[start Record excerpts]

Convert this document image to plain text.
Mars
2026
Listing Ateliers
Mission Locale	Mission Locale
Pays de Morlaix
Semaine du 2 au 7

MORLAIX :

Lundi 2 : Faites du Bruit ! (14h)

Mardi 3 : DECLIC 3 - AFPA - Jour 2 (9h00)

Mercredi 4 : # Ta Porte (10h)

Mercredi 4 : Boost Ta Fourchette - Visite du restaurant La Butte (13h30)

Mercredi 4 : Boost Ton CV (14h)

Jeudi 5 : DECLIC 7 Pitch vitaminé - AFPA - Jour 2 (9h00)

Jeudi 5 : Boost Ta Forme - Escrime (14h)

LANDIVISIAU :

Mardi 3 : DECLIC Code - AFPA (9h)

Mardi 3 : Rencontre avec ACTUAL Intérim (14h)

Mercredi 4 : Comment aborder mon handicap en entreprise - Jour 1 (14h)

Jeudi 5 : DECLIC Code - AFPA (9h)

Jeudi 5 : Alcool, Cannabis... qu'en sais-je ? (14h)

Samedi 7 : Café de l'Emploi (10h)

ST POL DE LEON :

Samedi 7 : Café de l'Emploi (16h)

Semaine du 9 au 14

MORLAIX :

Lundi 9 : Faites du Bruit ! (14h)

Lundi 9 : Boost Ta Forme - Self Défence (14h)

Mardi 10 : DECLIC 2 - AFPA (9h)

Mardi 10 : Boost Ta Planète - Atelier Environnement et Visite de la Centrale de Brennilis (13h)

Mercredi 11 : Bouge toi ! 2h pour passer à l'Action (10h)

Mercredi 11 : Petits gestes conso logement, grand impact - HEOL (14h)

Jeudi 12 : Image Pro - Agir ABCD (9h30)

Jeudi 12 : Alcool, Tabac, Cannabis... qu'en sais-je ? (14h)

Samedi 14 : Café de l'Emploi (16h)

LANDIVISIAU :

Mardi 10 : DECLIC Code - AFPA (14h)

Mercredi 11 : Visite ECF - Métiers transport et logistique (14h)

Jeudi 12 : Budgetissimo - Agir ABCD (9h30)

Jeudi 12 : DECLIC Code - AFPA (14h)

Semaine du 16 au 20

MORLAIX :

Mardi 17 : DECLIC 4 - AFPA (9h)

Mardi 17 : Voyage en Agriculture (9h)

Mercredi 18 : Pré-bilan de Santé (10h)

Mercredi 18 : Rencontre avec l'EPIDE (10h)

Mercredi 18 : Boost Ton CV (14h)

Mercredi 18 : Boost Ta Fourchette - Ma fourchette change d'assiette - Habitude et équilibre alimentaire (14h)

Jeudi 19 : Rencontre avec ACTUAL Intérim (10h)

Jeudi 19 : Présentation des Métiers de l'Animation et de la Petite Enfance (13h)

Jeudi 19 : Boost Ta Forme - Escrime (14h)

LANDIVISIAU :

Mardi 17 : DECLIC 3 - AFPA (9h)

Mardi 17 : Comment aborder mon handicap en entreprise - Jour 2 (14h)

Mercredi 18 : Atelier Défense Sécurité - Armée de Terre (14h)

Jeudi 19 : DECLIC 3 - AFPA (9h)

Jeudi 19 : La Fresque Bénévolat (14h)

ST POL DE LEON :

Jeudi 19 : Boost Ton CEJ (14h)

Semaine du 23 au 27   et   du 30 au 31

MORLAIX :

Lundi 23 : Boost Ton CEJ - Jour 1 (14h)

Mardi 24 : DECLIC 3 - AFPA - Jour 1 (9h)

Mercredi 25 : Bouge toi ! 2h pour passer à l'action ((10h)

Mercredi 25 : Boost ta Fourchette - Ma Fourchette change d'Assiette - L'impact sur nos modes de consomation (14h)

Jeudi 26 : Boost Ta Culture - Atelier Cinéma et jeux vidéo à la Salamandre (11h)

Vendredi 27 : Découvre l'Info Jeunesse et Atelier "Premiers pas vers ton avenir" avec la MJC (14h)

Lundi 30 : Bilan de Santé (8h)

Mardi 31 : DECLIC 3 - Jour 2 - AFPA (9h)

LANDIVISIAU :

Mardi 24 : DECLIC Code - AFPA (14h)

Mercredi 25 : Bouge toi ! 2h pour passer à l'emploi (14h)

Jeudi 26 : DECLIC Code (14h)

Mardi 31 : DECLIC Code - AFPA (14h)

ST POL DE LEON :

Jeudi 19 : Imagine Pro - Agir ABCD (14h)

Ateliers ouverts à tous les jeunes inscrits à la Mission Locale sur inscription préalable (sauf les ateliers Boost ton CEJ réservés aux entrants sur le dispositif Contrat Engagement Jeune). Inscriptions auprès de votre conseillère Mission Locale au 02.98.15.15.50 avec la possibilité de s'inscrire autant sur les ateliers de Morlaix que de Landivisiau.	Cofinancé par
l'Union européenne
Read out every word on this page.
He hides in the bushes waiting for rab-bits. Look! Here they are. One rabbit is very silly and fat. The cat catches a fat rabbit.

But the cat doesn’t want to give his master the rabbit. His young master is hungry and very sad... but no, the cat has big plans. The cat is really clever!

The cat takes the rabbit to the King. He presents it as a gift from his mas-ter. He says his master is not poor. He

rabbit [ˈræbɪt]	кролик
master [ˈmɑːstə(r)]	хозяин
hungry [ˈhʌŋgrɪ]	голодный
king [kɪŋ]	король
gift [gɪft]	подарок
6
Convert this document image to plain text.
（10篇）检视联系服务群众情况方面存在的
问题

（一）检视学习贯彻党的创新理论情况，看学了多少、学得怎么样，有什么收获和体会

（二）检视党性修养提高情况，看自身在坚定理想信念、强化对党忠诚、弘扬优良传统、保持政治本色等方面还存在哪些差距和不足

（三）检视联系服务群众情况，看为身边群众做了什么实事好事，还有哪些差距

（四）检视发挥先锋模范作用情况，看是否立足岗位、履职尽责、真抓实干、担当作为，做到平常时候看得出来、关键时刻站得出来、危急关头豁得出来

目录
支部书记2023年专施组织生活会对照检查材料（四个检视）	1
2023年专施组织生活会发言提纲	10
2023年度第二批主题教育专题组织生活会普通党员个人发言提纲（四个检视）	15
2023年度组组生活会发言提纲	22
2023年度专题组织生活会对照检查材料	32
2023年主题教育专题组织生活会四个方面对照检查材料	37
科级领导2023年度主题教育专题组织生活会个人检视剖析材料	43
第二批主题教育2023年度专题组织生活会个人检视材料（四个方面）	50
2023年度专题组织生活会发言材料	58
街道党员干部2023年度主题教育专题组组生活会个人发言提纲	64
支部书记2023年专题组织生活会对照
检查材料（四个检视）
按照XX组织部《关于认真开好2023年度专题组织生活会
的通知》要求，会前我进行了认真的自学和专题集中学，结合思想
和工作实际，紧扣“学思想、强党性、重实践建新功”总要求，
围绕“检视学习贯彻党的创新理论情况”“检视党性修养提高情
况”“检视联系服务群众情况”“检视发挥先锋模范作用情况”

[end Record excerpts]

■ **Problem requirements**
Make an exact copy of every entry.

■ **Answer for this exercise**
Convert this document image to plain text.
Mars
2026
Listing Ateliers
Mission Locale	Mission Locale
Pays de Morlaix
Semaine du 2 au 7

MORLAIX :

Lundi 2 : Faites du Bruit ! (14h)

Mardi 3 : DECLIC 3 - AFPA - Jour 2 (9h00)

Mercredi 4 : # Ta Porte (10h)

Mercredi 4 : Boost Ta Fourchette - Visite du restaurant La Butte (13h30)

Mercredi 4 : Boost Ton CV (14h)

Jeudi 5 : DECLIC 7 Pitch vitaminé - AFPA - Jour 2 (9h00)

Jeudi 5 : Boost Ta Forme - Escrime (14h)

LANDIVISIAU :

Mardi 3 : DECLIC Code - AFPA (9h)

Mardi 3 : Rencontre avec ACTUAL Intérim (14h)

Mercredi 4 : Comment aborder mon handicap en entreprise - Jour 1 (14h)

Jeudi 5 : DECLIC Code - AFPA (9h)

Jeudi 5 : Alcool, Cannabis... qu'en sais-je ? (14h)

Samedi 7 : Café de l'Emploi (10h)

ST POL DE LEON :

Samedi 7 : Café de l'Emploi (16h)

Semaine du 9 au 14

MORLAIX :

Lundi 9 : Faites du Bruit ! (14h)

Lundi 9 : Boost Ta Forme - Self Défence (14h)

Mardi 10 : DECLIC 2 - AFPA (9h)

Mardi 10 : Boost Ta Planète - Atelier Environnement et Visite de la Centrale de Brennilis (13h)

Mercredi 11 : Bouge toi ! 2h pour passer à l'Action (10h)

Mercredi 11 : Petits gestes conso logement, grand impact - HEOL (14h)

Jeudi 12 : Image Pro - Agir ABCD (9h30)

Jeudi 12 : Alcool, Tabac, Cannabis... qu'en sais-je ? (14h)

Samedi 14 : Café de l'Emploi (16h)

LANDIVISIAU :

Mardi 10 : DECLIC Code - AFPA (14h)

Mercredi 11 : Visite ECF - Métiers transport et logistique (14h)

Jeudi 12 : Budgetissimo - Agir ABCD (9h30)

Jeudi 12 : DECLIC Code - AFPA (14h)

Semaine du 16 au 20

MORLAIX :

Mardi 17 : DECLIC 4 - AFPA (9h)

Mardi 17 : Voyage en Agriculture (9h)

Mercredi 18 : Pré-bilan de Santé (10h)

Mercredi 18 : Rencontre avec l'EPIDE (10h)

Mercredi 18 : Boost Ton CV (14h)

Mercredi 18 : Boost Ta Fourchette - Ma fourchette change d'assiette - Habitude et équilibre alimentaire (14h)

Jeudi 19 : Rencontre avec ACTUAL Intérim (10h)

Jeudi 19 : Présentation des Métiers de l'Animation et de la Petite Enfance (13h)

Jeudi 19 : Boost Ta Forme - Escrime (14h)

LANDIVISIAU :

Mardi 17 : DECLIC 3 - AFPA (9h)

Mardi 17 : Comment aborder mon handicap en entreprise - Jour 2 (14h)

Mercredi 18 : Atelier Défense Sécurité - Armée de Terre (14h)

Jeudi 19 : DECLIC 3 - AFPA (9h)

Jeudi 19 : La Fresque Bénévolat (14h)

ST POL DE LEON :

Jeudi 19 : Boost Ton CEJ (14h)

Semaine du 23 au 27   et   du 30 au 31

MORLAIX :

Lundi 23 : Boost Ton CEJ - Jour 1 (14h)

Mardi 24 : DECLIC 3 - AFPA - Jour 1 (9h)

Mercredi 25 : Bouge toi ! 2h pour passer à l'action ((10h)

Mercredi 25 : Boost ta Fourchette - Ma Fourchette change d'Assiette - L'impact sur nos modes de consomation (14h)

Jeudi 26 : Boost Ta Culture - Atelier Cinéma et jeux vidéo à la Salamandre (11h)

Vendredi 27 : Découvre l'Info Jeunesse et Atelier "Premiers pas vers ton avenir" avec la MJC (14h)

Lundi 30 : Bilan de Santé (8h)

Mardi 31 : DECLIC 3 - Jour 2 - AFPA (9h)

LANDIVISIAU :

Mardi 24 : DECLIC Code - AFPA (14h)

Mercredi 25 : Bouge toi ! 2h pour passer à l'emploi (14h)

Jeudi 26 : DECLIC Code (14h)

Mardi 31 : DECLIC Code - AFPA (14h)

ST POL DE LEON :

Jeudi 19 : Imagine Pro - Agir ABCD (14h)

Ateliers ouverts à tous les jeunes inscrits à la Mission Locale sur inscription préalable (sauf les ateliers Boost ton CEJ réservés aux entrants sur le dispositif Contrat Engagement Jeune). Inscriptions auprès de votre conseillère Mission Locale au 02.98.15.15.50 avec la possibilité de s'inscrire autant sur les ateliers de Morlaix que de Landivisiau.	Cofinancé par
l'Union européenne
Read out every word on this page.
He hides in the bushes waiting for rab-bits. Look! Here they are. One rabbit is very silly and fat. The cat catches a fat rabbit.

But the cat doesn’t want to give his master the rabbit. His young master is hungry and very sad... but no, the cat has big plans. The cat is really clever!

The cat takes the rabbit to the King. He presents it as a gift from his mas-ter. He says his master is not poor. He

rabbit [ˈræbɪt]	кролик
master [ˈmɑːstə(r)]	хозяин
hungry [ˈhʌŋgrɪ]	голодный
king [kɪŋ]	король
gift [gɪft]	подарок
6
Convert this document image to plain text.
（10篇）检视联系服务群众情况方面存在的
问题

（一）检视学习贯彻党的创新理论情况，看学了多少、学得怎么样，有什么收获和体会

（二）检视党性修养提高情况，看自身在坚定理想信念、强化对党忠诚、弘扬优良传统、保持政治本色等方面还存在哪些差距和不足

（三）检视联系服务群众情况，看为身边群众做了什么实事好事，还有哪些差距

（四）检视发挥先锋模范作用情况，看是否立足岗位、履职尽责、真抓实干、担当作为，做到平常时候看得出来、关键时刻站得出来、危急关头豁得出来

目录
支部书记2023年专施组织生活会对照检查材料（四个检视）	1
2023年专施组织生活会发言提纲	10
2023年度第二批主题教育专题组织生活会普通党员个人发言提纲（四个检视）	15
2023年度组组生活会发言提纲	22
2023年度专题组织生活会对照检查材料	32
2023年主题教育专题组织生活会四个方面对照检查材料	37
科级领导2023年度主题教育专题组织生活会个人检视剖析材料	43
第二批主题教育2023年度专题组织生活会个人检视材料（四个方面）	50
2023年度专题组织生活会发言材料	58
街道党员干部2023年度主题教育专题组组生活会个人发言提纲	64
支部书记2023年专题组织生活会对照
检查材料（四个检视）
按照XX组织部《关于认真开好2023年度专题组织生活会
的通知》要求，会前我进行了认真的自学和专题集中学，结合思想
和工作实际，紧扣“学思想、强党性、重实践建新功”总要求，
围绕“检视学习贯彻党的创新理论情况”“检视党性修养提高情
况”“检视联系服务群众情况”“检视发挥先锋模范作用情况”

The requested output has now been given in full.